Stated problem: Each line below should be retyped exactly, with no pictures.

Saved data entries:
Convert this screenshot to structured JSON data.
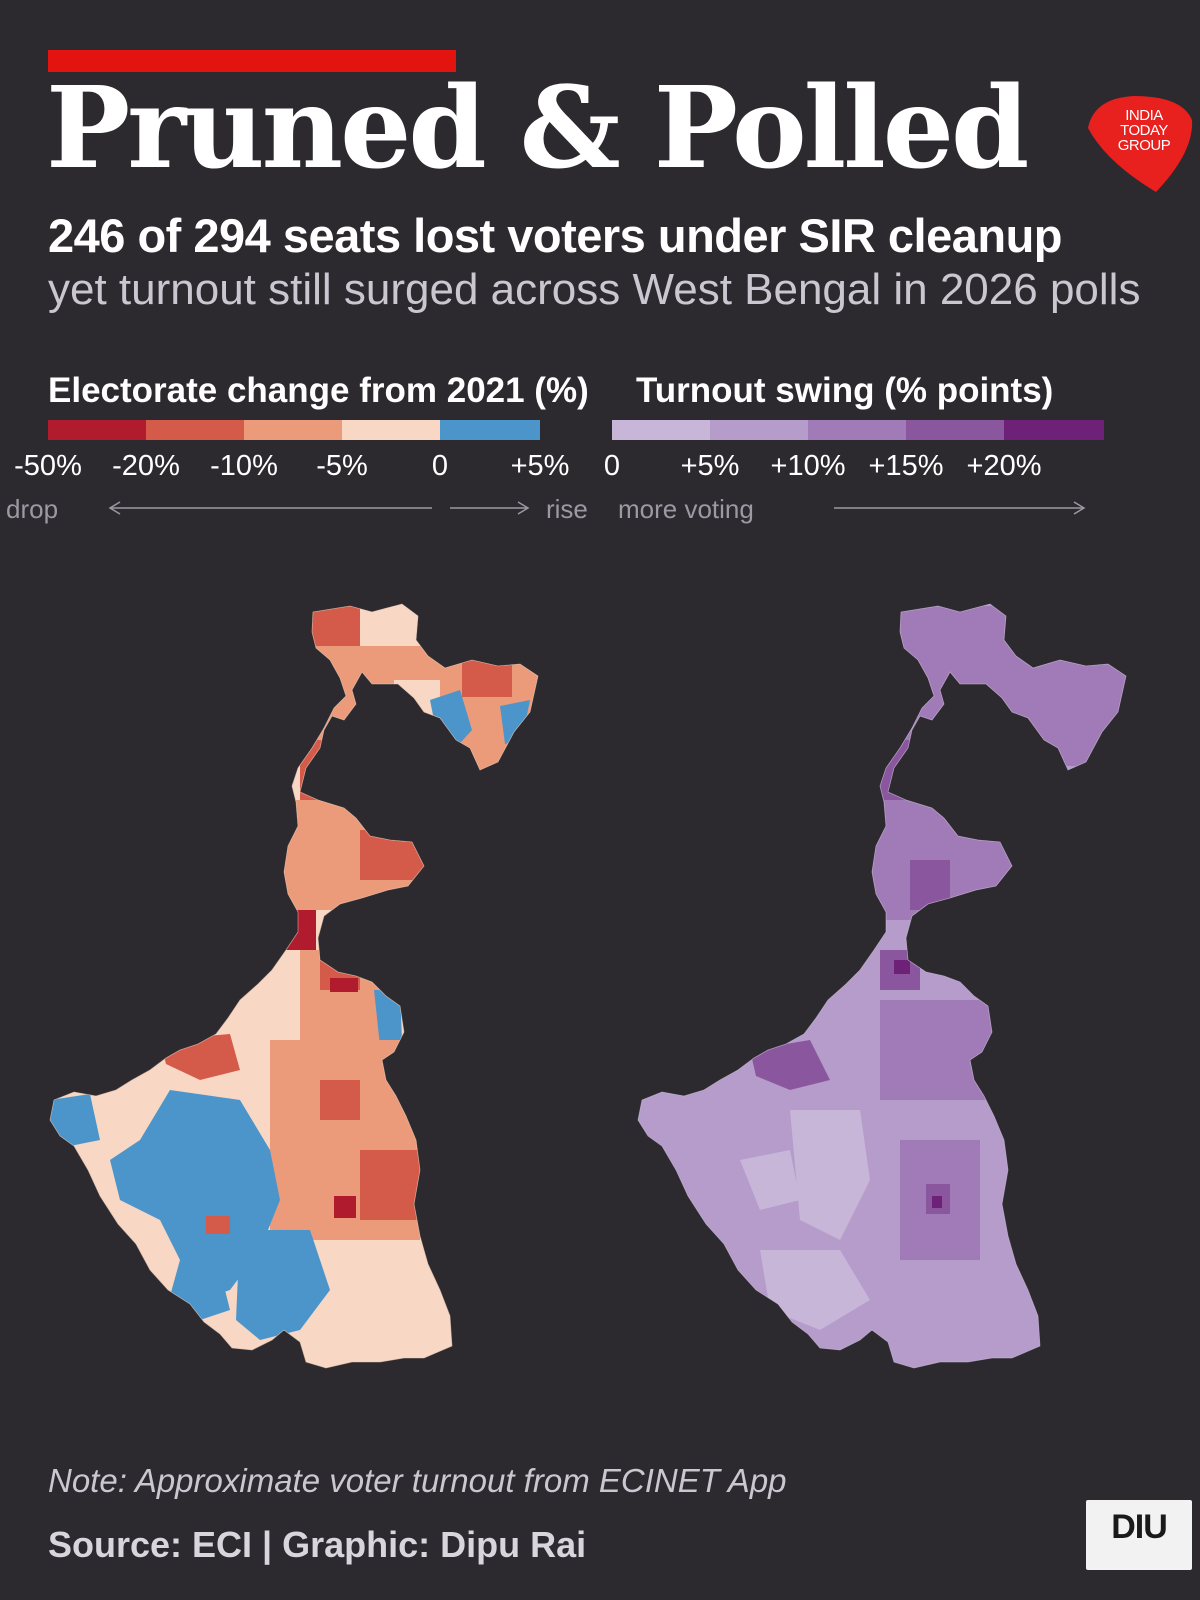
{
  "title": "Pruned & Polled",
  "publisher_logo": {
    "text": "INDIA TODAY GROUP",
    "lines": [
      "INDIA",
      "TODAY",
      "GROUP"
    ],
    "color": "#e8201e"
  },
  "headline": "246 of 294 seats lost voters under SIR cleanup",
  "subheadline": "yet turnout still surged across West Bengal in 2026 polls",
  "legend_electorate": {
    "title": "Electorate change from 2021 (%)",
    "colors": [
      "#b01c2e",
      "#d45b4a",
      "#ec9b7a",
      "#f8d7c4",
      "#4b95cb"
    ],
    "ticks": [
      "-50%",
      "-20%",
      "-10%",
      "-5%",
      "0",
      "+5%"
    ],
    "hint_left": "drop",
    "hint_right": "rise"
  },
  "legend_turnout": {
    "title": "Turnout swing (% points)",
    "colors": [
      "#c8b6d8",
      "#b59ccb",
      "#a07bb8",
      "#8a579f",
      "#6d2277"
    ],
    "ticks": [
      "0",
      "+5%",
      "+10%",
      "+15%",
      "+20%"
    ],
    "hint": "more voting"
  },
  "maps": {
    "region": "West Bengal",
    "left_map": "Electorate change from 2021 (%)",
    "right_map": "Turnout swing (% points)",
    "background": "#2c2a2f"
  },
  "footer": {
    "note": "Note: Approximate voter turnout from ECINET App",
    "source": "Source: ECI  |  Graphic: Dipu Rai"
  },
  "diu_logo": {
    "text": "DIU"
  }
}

Result of the exercise:
Convert this screenshot to structured JSON data.
{
  "title": "Pruned & Polled",
  "publisher_logo": {
    "text": "INDIA TODAY GROUP",
    "lines": [
      "INDIA",
      "TODAY",
      "GROUP"
    ],
    "color": "#e8201e"
  },
  "headline": "246 of 294 seats lost voters under SIR cleanup",
  "subheadline": "yet turnout still surged across West Bengal in 2026 polls",
  "legend_electorate": {
    "title": "Electorate change from 2021 (%)",
    "colors": [
      "#b01c2e",
      "#d45b4a",
      "#ec9b7a",
      "#f8d7c4",
      "#4b95cb"
    ],
    "ticks": [
      "-50%",
      "-20%",
      "-10%",
      "-5%",
      "0",
      "+5%"
    ],
    "hint_left": "drop",
    "hint_right": "rise"
  },
  "legend_turnout": {
    "title": "Turnout swing (% points)",
    "colors": [
      "#c8b6d8",
      "#b59ccb",
      "#a07bb8",
      "#8a579f",
      "#6d2277"
    ],
    "ticks": [
      "0",
      "+5%",
      "+10%",
      "+15%",
      "+20%"
    ],
    "hint": "more voting"
  },
  "maps": {
    "region": "West Bengal",
    "left_map": "Electorate change from 2021 (%)",
    "right_map": "Turnout swing (% points)",
    "background": "#2c2a2f"
  },
  "footer": {
    "note": "Note: Approximate voter turnout from ECINET App",
    "source": "Source: ECI  |  Graphic: Dipu Rai"
  },
  "diu_logo": {
    "text": "DIU"
  }
}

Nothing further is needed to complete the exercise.